Exercise goal: Pick out each line below containing "Latinos".

** Begin Records for the task **

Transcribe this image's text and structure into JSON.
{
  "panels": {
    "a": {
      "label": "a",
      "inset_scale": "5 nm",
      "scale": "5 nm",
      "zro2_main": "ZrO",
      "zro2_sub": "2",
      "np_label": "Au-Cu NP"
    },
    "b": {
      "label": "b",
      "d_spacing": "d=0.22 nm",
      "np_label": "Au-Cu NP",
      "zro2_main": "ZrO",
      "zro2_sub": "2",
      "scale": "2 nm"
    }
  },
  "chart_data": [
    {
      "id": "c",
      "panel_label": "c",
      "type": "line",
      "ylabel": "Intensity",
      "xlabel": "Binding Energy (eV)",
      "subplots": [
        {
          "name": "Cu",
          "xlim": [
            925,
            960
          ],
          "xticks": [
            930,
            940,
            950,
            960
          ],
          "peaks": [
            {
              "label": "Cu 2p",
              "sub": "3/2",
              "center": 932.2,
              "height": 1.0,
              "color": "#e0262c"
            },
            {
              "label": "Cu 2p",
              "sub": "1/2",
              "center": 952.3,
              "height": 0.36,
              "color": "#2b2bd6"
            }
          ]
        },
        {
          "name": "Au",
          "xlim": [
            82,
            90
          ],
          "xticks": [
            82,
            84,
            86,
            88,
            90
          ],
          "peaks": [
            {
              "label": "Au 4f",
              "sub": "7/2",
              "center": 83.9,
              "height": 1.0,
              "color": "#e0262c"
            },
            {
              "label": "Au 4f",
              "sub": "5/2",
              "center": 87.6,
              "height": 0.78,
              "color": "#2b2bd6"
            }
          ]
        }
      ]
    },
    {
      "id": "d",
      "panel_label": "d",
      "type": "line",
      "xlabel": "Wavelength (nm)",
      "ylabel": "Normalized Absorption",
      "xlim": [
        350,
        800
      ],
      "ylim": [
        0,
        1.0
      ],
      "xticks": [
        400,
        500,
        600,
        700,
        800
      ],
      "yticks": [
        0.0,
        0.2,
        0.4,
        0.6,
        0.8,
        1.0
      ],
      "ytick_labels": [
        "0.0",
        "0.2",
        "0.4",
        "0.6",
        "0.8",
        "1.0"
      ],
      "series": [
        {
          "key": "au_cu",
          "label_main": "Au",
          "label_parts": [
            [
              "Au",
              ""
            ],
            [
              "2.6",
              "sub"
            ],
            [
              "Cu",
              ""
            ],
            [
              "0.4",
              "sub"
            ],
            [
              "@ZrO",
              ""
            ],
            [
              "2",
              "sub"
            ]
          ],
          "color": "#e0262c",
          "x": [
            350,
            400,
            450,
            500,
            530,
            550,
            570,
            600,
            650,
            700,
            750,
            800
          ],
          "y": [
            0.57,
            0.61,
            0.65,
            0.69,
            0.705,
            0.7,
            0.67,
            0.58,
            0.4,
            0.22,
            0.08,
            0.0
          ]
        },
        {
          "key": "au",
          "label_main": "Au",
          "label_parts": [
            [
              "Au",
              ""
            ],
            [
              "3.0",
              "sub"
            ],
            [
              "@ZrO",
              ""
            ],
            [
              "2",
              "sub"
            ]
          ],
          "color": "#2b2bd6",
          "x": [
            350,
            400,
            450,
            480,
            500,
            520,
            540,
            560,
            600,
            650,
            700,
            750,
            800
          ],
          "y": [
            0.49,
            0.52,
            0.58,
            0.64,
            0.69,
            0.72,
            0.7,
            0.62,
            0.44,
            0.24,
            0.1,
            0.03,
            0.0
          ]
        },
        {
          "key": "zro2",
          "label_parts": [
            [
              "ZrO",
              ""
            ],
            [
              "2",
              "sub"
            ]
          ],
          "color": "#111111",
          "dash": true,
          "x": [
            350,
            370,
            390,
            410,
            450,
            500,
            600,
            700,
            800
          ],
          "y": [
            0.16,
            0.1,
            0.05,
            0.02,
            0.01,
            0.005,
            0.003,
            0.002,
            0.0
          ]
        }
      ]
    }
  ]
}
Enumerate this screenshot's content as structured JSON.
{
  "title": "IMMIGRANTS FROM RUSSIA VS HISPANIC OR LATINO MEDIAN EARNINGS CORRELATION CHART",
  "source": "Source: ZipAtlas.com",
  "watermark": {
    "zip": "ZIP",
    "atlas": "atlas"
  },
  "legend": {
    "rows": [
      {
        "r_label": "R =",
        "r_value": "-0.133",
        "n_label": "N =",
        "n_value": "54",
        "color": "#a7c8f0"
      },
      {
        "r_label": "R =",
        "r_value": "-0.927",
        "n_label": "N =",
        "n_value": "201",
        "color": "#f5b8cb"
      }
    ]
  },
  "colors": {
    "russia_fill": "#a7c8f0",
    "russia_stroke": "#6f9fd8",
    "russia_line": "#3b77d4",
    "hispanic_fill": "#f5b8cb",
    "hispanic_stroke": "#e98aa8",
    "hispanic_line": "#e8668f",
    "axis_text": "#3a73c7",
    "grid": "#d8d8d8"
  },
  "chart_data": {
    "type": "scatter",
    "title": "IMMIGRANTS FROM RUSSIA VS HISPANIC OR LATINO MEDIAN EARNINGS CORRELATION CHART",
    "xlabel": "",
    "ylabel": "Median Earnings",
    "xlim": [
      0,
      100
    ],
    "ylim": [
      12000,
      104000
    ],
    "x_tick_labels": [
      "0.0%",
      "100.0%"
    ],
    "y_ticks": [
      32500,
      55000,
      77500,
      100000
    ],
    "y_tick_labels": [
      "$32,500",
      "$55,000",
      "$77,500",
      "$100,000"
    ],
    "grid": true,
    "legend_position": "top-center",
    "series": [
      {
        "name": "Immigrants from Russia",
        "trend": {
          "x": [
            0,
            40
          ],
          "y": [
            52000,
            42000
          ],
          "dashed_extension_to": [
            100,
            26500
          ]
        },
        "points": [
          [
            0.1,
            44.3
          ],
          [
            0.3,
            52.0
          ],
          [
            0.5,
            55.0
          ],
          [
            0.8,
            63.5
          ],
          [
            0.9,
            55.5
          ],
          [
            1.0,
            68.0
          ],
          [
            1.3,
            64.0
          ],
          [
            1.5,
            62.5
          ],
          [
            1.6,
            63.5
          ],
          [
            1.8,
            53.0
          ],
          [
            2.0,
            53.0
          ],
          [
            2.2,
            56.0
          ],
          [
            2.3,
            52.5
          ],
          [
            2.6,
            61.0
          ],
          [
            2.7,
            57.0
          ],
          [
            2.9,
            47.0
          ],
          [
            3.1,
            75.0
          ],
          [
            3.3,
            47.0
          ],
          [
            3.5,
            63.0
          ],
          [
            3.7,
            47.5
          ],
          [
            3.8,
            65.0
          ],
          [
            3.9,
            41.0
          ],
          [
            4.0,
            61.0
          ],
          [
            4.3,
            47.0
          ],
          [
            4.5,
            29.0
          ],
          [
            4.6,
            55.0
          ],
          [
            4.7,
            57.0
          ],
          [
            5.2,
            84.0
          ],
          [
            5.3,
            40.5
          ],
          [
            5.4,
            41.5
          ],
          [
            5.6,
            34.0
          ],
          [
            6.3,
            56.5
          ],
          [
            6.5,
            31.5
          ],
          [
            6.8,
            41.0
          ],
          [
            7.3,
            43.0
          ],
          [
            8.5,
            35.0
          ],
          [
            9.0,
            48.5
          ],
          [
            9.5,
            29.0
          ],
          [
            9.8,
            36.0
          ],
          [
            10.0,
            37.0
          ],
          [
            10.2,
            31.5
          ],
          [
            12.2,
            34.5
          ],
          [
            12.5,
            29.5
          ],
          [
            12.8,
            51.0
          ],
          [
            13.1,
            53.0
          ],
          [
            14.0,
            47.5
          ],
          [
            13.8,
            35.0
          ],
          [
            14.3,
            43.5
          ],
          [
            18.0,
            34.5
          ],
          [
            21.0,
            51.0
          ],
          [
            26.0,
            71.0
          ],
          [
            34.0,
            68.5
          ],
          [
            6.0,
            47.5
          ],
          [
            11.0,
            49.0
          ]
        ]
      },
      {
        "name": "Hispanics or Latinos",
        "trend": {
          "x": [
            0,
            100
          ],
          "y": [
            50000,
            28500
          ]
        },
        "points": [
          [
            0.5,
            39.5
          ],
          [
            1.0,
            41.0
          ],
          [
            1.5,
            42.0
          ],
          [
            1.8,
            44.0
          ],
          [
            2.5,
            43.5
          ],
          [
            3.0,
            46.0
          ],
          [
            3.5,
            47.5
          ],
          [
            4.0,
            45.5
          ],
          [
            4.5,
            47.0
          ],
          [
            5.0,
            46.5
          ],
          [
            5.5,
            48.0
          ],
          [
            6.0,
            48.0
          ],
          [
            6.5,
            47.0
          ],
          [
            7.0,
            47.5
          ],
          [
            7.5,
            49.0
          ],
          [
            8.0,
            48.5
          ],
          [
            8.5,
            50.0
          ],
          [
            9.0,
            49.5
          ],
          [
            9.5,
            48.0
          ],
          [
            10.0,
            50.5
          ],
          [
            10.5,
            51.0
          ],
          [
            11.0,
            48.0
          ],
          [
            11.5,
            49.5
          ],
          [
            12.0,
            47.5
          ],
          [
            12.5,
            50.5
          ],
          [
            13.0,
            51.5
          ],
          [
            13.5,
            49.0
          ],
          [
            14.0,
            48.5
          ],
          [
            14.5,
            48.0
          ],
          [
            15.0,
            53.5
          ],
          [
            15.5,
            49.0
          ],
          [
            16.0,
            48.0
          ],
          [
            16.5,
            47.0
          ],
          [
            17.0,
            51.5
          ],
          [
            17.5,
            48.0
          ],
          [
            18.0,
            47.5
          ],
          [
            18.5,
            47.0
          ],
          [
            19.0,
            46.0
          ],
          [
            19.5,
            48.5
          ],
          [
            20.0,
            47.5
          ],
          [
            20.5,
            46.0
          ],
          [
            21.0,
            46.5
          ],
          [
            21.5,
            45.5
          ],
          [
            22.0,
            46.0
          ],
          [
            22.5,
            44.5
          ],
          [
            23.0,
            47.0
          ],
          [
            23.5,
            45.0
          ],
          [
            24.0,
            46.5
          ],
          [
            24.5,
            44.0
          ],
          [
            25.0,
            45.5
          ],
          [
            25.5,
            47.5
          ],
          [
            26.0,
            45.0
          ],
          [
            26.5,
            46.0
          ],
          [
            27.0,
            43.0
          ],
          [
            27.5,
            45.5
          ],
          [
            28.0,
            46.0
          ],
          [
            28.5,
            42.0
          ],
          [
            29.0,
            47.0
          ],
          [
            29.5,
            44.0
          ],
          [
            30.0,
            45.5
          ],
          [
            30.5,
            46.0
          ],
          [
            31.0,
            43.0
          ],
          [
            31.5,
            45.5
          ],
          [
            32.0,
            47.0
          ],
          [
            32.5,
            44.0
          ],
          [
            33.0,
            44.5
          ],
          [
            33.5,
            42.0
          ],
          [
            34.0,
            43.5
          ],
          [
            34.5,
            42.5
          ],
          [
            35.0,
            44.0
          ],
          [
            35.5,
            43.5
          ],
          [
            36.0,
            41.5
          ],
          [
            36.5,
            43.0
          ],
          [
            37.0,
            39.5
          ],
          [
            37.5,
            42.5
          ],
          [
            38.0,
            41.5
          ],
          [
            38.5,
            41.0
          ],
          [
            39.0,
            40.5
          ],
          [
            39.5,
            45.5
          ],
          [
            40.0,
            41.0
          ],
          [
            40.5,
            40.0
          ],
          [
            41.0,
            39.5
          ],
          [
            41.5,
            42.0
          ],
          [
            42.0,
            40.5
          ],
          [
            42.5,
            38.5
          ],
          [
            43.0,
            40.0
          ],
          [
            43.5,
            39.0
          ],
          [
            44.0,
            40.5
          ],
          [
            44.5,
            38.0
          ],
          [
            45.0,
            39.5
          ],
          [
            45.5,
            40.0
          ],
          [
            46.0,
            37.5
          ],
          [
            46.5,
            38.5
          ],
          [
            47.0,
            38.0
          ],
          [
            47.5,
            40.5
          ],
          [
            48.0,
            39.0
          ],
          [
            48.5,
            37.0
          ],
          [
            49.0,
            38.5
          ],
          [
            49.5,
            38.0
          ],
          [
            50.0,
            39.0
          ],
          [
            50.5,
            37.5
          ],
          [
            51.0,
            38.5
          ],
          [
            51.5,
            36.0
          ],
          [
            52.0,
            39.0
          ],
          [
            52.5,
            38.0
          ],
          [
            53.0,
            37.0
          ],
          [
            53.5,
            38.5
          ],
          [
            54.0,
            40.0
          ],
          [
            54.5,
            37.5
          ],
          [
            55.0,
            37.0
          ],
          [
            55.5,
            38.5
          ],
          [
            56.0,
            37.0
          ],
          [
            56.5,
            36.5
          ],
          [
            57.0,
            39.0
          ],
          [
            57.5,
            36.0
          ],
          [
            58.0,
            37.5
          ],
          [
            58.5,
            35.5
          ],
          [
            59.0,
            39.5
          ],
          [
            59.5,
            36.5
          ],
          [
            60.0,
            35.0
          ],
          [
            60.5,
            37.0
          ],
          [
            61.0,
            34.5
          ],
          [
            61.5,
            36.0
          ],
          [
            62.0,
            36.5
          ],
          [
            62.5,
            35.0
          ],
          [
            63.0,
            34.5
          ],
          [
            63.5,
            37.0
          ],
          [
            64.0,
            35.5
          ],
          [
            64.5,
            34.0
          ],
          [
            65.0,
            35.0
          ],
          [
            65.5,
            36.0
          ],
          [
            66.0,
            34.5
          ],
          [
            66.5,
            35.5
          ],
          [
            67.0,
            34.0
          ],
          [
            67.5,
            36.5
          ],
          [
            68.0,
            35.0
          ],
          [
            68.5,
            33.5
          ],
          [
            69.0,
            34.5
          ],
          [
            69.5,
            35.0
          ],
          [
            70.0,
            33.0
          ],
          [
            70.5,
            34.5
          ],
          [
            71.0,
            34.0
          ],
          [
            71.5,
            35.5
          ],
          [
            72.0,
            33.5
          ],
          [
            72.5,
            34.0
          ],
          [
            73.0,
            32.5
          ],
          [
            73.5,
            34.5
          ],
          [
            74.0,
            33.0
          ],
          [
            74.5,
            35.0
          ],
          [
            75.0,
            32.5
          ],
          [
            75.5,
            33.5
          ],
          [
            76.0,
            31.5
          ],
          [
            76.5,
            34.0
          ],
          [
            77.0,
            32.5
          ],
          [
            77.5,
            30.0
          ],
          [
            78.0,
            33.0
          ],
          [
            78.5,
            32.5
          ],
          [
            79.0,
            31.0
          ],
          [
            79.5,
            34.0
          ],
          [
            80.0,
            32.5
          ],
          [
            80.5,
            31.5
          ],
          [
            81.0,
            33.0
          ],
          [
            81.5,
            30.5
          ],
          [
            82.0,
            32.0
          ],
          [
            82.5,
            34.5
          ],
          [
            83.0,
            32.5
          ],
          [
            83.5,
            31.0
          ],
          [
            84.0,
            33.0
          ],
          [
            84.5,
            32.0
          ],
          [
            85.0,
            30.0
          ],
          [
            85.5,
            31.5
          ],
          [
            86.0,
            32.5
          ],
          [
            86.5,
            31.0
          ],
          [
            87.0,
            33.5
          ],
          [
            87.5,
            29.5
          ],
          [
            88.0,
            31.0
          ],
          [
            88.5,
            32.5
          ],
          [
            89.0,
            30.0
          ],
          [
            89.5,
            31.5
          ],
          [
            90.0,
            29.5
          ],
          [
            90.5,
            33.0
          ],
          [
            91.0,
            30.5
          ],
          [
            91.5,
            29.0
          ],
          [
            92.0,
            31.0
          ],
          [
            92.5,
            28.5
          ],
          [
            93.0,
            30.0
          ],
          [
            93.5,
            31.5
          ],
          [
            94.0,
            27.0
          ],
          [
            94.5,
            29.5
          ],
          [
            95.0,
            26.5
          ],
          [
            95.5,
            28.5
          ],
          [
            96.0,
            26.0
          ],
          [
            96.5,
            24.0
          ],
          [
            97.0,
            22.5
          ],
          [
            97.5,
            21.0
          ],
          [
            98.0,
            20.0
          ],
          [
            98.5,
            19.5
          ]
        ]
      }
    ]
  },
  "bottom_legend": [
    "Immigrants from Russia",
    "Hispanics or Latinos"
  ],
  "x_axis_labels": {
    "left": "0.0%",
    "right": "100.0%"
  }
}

** End Records for the task **

Response to the exercise:
        "name": "Hispanics or Latinos",
    "Hispanics or Latinos"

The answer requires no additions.